§ **DOCUMENT SECTION**
'''
ALEXA XT and Master Primes on UNBROKEN

ALEXA XT and Master Primes on UNBROKEN

Directed by Angelina Jolie and based on Laura Hillenbrand's book, UNBROKEN tells the remarkable true story of Louis Zamperini, an American distance runner who competed at the 1936 Berlin Olympics before enlisting in the U.S. Army Air Forces during World War II. When his B-24 crashed into the Pacific Ocean Zamperini survived 47 days adrift on a lifeboat, only to be captured by the Japanese and subjected to brutal mistreatment in prisoner-of-war camps. For cinematographer Roger Deakins, CBE, ASC, BSC, who has used ALEXAs on every digital film he has shot, UNBROKEN provided an opportunity to try out the latest generation of ALEXA XT cameras, combining them with ARRI/ZEISS Master Prime lenses.

UNBROKEN, shot with ALEXA and Master Primes

Directed by Angelina Jolie, UNBROKEN tells the remarkable true story of Louis Zamperini, an American runner who competed at the 1936 Berlin Olympics before fighting in World War II. Cinematographer Roger Deakins, CBE, ASC, BSC, worked with the latest generation of ALEXA XT cameras on the film, combining them with ARRI/ZEISS Master Prime lenses.

What kind of a look did you and Angelina want for this epic narrative?


The film is epic in some ways, but it is also intensely personal. The most important decision to be made was where to shoot the film, because we needed such specific and varied settings. In the end we were led to shoot in Australia, specifically in and around Sydney and in various parts of Queensland. The look of the film developed as Angie, our production designer Jon Hutman and I scouted and talked through the script, but key to it was that this was a personal story and we wanted the audience to feel connected to the characters.


Were different visual approaches taken for the various phases of the story?


I'm not sure I like to vary the style or approach to scenes within a film, as I feel any film should be a seamless whole. That said, we did have a variety of scenes that required different approaches from a technical point of view. For instance one prison camp, Omori, was a totally built set whereas for another, Naoetsu, we found an island location in the middle of Sydney Harbour. This, a rocky outcrop with sheer cliff faces, not far from the famous Sydney Opera House, had been a naval yard in the Second World War and very much matched the feel of the real prison as it had existed in Japan.

The scenes with Louis training and running in competition at high school and at the 1936 Berlin Olympics presented their own set of challenges. We wanted to be engaged with Louis on the track rather than shoot him from an audience perspective and this demanded specialized equipment. 

On SKYFALL I felt I had used the ALEXA in such a variety of conditions that I had absolutely no concerns about using the camera on UNBROKEN.

What prompted the decision to shoot spherical 2.40:1?
'''
§ **EXERCISE TASK 1**
According to the UNBROKEN piece, why did the running scenes call for specialized equipment? Answer in one to three sentences.
§ **EXERCISE TASK 2**
Please write out the passage of the UNBROKEN piece between "Were different visual" and "existed in Japan.", inclusive.
The material after this point comes from a separate source, not from the UNBROKEN piece.

§ **EXTRACTED ENTRIES**
'''
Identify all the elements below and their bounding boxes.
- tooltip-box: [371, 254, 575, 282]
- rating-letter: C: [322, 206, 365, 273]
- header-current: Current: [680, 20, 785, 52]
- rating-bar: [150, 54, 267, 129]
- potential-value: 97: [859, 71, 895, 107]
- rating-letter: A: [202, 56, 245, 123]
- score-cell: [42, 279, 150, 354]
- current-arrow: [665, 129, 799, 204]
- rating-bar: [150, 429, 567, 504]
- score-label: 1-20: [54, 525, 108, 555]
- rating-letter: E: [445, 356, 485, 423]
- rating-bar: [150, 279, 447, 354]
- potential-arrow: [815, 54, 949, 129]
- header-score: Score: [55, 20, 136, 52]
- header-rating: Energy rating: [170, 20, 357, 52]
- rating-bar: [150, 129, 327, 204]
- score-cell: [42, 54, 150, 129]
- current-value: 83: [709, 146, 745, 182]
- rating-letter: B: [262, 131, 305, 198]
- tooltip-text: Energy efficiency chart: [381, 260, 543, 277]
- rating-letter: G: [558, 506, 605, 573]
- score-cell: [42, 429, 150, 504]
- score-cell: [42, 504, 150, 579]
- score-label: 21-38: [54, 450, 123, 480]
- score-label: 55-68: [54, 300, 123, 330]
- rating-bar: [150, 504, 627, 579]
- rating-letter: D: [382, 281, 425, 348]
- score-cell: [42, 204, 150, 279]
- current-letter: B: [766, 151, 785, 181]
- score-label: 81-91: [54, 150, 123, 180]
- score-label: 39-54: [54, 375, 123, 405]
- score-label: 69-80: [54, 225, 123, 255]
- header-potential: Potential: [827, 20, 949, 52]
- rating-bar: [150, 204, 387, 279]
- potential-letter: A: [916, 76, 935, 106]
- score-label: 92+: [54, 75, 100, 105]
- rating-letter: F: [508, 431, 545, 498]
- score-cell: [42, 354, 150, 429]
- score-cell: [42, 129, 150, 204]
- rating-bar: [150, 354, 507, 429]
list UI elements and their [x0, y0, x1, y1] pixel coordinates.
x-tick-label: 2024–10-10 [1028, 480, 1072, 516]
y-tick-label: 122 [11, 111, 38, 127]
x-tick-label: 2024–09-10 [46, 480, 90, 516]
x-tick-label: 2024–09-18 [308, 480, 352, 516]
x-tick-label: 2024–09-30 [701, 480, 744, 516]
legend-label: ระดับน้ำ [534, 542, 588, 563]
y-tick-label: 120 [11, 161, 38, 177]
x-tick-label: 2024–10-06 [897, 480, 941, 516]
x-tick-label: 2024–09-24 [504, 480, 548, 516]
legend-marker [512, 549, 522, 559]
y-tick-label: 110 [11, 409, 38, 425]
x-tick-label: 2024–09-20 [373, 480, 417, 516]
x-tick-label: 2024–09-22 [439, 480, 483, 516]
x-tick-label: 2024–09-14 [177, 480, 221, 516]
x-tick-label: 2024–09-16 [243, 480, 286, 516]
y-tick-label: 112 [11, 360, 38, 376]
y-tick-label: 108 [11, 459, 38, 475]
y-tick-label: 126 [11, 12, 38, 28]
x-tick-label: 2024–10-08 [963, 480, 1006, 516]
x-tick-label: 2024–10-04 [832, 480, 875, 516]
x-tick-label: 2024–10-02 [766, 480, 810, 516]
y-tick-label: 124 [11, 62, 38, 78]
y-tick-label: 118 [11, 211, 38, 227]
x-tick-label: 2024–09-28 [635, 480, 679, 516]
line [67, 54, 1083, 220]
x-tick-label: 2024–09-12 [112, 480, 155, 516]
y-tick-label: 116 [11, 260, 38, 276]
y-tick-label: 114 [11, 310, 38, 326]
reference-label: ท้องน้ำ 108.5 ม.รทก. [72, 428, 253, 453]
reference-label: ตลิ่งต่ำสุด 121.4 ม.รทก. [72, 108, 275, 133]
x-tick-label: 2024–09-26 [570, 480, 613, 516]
'''
§ **COMPLETE ANSWER 1**
The filmmakers wanted to be engaged with Louis on the track rather than shoot him from an audience perspective. Filming the training and competition scenes that way demanded specialized equipment.

§ **COMPLETE ANSWER 2**
Were different visual approaches taken for the various phases of the story?


I'm not sure I like to vary the style or approach to scenes within a film, as I feel any film should be a seamless whole. That said, we did have a variety of scenes that required different approaches from a technical point of view. For instance one prison camp, Omori, was a totally built set whereas for another, Naoetsu, we found an island location in the middle of Sydney Harbour. This, a rocky outcrop with sheer cliff faces, not far from the famous Sydney Opera House, had been a naval yard in the Second World War and very much matched the feel of the real prison as it had existed in Japan.